#### DATA SUPPLIED

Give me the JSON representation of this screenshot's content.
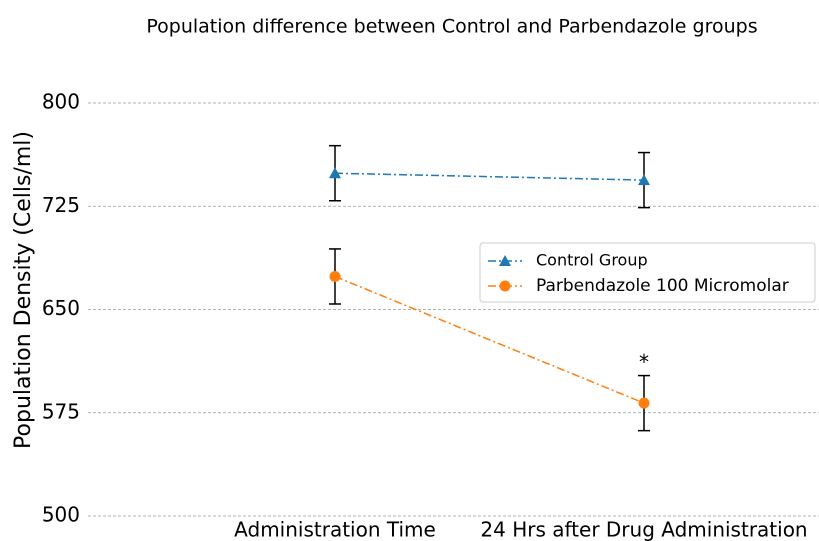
{
  "chart_data": {
    "type": "line",
    "title": "Population difference between Control and Parbendazole groups",
    "ylabel": "Population Density (Cells/ml)",
    "categories": [
      "Administration Time",
      "24 Hrs after Drug Administration"
    ],
    "series": [
      {
        "name": "Control Group",
        "color": "#1f77b4",
        "marker": "triangle",
        "values": [
          749,
          744
        ],
        "errors": [
          20,
          20
        ]
      },
      {
        "name": "Parbendazole 100 Micromolar",
        "color": "#ff7f0e",
        "marker": "circle",
        "values": [
          674,
          582
        ],
        "errors": [
          20,
          20
        ]
      }
    ],
    "annotations": [
      "*"
    ],
    "ylim": [
      500,
      800
    ],
    "yticks": [
      500,
      575,
      650,
      725,
      800
    ],
    "grid": true,
    "legend": "right"
  }
}
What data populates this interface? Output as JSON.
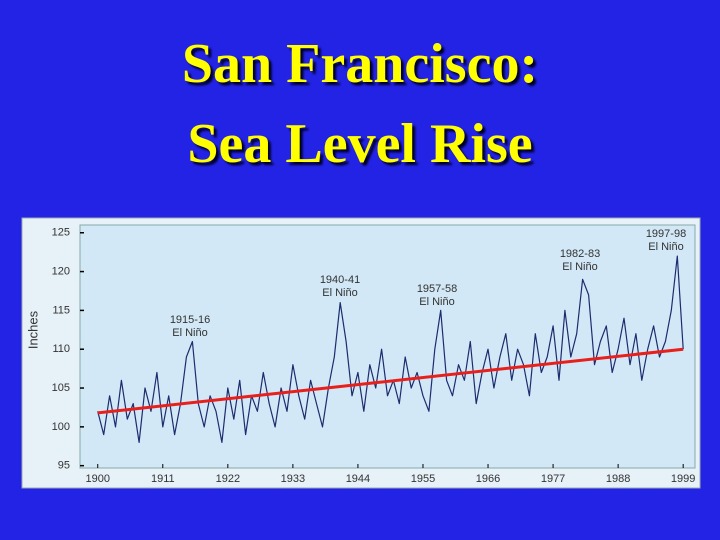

########

EXERCISE OBJECTIVE.
Using the records above, output their complete text exactly, minus any images.

EXERCISE RESULT.
Give me the JSON representation of this screenshot's content.
{
  "chart_data": {
    "type": "line",
    "title": "Population difference between Control and Parbendazole groups",
    "ylabel": "Population Density (Cells/ml)",
    "categories": [
      "Administration Time",
      "24 Hrs after Drug Administration"
    ],
    "series": [
      {
        "name": "Control Group",
        "color": "#1f77b4",
        "marker": "triangle",
        "values": [
          749,
          744
        ],
        "errors": [
          20,
          20
        ]
      },
      {
        "name": "Parbendazole 100 Micromolar",
        "color": "#ff7f0e",
        "marker": "circle",
        "values": [
          674,
          582
        ],
        "errors": [
          20,
          20
        ]
      }
    ],
    "annotations": [
      "*"
    ],
    "ylim": [
      500,
      800
    ],
    "yticks": [
      500,
      575,
      650,
      725,
      800
    ],
    "grid": true,
    "legend": "right"
  }
}
What data populates this interface? Output as JSON.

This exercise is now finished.